Each line in the entries below that holds the string "creation" is to be listed.

::: EXERCISE DATA

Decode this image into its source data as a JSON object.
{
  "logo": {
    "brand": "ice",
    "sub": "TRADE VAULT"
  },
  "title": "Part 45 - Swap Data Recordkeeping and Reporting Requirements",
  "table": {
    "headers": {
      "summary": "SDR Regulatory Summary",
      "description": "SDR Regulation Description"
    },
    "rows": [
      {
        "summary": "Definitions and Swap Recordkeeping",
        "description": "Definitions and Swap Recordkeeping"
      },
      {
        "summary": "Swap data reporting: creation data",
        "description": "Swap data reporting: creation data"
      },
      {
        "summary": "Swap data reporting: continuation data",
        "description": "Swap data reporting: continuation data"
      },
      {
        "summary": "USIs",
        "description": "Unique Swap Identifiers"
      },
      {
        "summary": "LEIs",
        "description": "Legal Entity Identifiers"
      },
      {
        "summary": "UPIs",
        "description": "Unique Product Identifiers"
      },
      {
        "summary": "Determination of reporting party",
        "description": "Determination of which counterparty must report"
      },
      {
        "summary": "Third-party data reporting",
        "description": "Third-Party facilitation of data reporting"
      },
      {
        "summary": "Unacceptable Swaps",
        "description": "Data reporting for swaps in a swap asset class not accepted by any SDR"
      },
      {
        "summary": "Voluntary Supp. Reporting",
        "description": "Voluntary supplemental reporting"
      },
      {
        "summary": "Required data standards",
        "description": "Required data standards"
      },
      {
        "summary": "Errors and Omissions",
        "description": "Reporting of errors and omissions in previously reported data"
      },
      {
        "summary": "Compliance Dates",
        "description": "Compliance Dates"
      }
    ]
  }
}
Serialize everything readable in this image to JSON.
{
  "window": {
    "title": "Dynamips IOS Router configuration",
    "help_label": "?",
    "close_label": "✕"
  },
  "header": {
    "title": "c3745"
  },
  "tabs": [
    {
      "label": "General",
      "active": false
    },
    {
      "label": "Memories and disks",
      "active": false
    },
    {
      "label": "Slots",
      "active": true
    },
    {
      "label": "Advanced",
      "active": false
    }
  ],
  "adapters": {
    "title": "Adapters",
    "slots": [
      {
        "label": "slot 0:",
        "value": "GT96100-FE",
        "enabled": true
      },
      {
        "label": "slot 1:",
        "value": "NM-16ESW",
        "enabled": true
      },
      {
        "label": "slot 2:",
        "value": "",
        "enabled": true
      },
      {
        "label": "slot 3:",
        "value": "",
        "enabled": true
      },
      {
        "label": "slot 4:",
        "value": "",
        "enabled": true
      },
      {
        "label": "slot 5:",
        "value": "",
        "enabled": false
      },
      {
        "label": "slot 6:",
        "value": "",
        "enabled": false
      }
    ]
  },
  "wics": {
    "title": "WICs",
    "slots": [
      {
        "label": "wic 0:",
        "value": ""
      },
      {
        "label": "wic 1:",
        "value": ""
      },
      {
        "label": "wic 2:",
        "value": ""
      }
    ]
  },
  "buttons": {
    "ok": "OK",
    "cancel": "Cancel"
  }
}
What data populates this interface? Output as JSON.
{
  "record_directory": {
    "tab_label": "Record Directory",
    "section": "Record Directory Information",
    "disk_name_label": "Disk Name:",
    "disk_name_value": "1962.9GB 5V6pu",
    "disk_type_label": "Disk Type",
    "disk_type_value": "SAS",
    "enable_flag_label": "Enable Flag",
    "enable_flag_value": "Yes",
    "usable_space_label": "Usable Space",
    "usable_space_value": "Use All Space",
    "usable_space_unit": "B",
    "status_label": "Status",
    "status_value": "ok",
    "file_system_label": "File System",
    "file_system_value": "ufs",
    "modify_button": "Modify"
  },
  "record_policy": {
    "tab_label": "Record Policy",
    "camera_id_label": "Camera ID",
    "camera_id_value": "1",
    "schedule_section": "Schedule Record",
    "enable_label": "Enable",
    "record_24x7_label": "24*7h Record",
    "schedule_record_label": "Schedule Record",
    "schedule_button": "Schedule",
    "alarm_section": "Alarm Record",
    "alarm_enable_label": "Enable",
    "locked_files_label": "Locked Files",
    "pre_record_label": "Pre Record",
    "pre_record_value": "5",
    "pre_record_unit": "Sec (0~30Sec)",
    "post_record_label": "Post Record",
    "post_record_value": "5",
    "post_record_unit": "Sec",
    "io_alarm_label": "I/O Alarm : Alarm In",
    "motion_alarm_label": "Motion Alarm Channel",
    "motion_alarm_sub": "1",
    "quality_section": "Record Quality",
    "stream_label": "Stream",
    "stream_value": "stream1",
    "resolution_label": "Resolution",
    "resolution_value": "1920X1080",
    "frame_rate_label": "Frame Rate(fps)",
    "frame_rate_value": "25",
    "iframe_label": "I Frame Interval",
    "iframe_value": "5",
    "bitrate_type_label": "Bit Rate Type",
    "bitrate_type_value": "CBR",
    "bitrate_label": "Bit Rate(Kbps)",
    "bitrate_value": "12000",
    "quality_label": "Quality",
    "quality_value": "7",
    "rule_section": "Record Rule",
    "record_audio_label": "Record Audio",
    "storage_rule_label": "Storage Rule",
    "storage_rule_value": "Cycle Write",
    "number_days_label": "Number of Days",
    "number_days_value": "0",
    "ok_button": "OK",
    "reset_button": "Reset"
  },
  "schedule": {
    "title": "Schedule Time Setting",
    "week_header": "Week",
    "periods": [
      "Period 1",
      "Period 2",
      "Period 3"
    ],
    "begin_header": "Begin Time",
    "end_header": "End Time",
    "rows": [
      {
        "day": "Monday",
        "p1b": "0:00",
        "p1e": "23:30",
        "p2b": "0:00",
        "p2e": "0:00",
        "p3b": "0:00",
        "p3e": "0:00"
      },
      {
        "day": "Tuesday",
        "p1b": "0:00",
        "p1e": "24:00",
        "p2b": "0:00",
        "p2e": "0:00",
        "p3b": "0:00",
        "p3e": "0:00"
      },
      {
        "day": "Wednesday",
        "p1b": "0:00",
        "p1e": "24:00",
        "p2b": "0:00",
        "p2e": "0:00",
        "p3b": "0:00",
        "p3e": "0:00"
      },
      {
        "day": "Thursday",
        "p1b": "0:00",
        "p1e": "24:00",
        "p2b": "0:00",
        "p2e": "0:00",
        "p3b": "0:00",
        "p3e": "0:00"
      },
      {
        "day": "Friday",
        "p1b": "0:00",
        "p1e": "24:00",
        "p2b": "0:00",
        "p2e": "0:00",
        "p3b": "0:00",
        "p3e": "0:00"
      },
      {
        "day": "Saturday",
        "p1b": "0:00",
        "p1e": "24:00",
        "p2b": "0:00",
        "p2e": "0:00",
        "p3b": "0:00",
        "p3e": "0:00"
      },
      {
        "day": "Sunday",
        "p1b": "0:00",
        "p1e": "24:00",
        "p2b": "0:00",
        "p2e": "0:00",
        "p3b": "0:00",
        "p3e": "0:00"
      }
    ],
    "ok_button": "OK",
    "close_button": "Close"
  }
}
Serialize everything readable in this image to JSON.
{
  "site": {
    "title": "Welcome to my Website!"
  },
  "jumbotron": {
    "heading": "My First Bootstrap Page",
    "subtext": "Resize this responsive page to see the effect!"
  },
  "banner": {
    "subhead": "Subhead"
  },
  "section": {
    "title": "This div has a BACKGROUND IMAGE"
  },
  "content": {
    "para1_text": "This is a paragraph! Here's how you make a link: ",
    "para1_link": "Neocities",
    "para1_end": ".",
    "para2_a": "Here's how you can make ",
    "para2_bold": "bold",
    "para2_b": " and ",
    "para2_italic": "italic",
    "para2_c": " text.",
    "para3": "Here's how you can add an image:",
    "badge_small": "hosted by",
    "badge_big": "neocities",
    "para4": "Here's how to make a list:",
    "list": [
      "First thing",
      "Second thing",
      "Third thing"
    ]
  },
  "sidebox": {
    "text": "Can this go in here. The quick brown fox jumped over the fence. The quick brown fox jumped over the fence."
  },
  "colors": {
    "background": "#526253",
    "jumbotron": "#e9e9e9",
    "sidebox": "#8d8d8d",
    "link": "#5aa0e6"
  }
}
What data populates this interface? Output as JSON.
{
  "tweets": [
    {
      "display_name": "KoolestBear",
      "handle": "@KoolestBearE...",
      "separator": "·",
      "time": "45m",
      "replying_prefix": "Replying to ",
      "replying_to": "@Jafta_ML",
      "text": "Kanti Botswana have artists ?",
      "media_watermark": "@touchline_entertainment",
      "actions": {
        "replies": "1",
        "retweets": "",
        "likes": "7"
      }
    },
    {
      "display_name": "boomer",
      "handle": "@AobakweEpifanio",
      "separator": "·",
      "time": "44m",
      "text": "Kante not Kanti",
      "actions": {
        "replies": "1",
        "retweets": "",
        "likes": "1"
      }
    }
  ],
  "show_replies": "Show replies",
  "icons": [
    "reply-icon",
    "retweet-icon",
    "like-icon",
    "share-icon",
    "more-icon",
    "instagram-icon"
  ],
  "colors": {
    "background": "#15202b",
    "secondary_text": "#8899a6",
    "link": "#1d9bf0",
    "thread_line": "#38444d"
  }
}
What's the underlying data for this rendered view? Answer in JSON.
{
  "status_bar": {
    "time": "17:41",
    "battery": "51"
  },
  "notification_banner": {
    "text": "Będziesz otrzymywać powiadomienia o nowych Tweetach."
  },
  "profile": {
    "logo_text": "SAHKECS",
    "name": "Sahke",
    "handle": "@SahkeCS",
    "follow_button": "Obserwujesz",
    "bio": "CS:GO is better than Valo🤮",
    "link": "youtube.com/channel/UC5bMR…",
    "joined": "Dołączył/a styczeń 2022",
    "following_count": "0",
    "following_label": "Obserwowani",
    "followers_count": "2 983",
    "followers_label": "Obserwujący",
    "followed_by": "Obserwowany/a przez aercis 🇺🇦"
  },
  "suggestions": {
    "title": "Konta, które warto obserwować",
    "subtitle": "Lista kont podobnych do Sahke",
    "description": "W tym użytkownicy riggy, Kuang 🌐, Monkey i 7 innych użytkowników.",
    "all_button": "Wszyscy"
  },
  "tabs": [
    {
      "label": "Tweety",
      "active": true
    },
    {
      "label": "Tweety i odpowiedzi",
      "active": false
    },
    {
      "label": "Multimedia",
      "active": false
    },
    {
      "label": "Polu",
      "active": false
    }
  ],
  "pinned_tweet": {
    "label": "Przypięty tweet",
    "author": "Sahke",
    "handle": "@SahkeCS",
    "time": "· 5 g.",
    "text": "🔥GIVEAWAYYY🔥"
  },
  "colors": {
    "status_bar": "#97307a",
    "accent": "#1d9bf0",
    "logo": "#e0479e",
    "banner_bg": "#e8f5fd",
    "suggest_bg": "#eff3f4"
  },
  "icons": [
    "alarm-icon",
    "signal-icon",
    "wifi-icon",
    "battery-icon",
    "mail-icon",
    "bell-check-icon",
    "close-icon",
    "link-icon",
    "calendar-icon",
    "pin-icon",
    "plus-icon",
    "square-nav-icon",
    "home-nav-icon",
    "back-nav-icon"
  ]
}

::::::

• **PROBLEM SOLUTION**
        "summary": "Swap data reporting: creation data",
        "description": "Swap data reporting: creation data"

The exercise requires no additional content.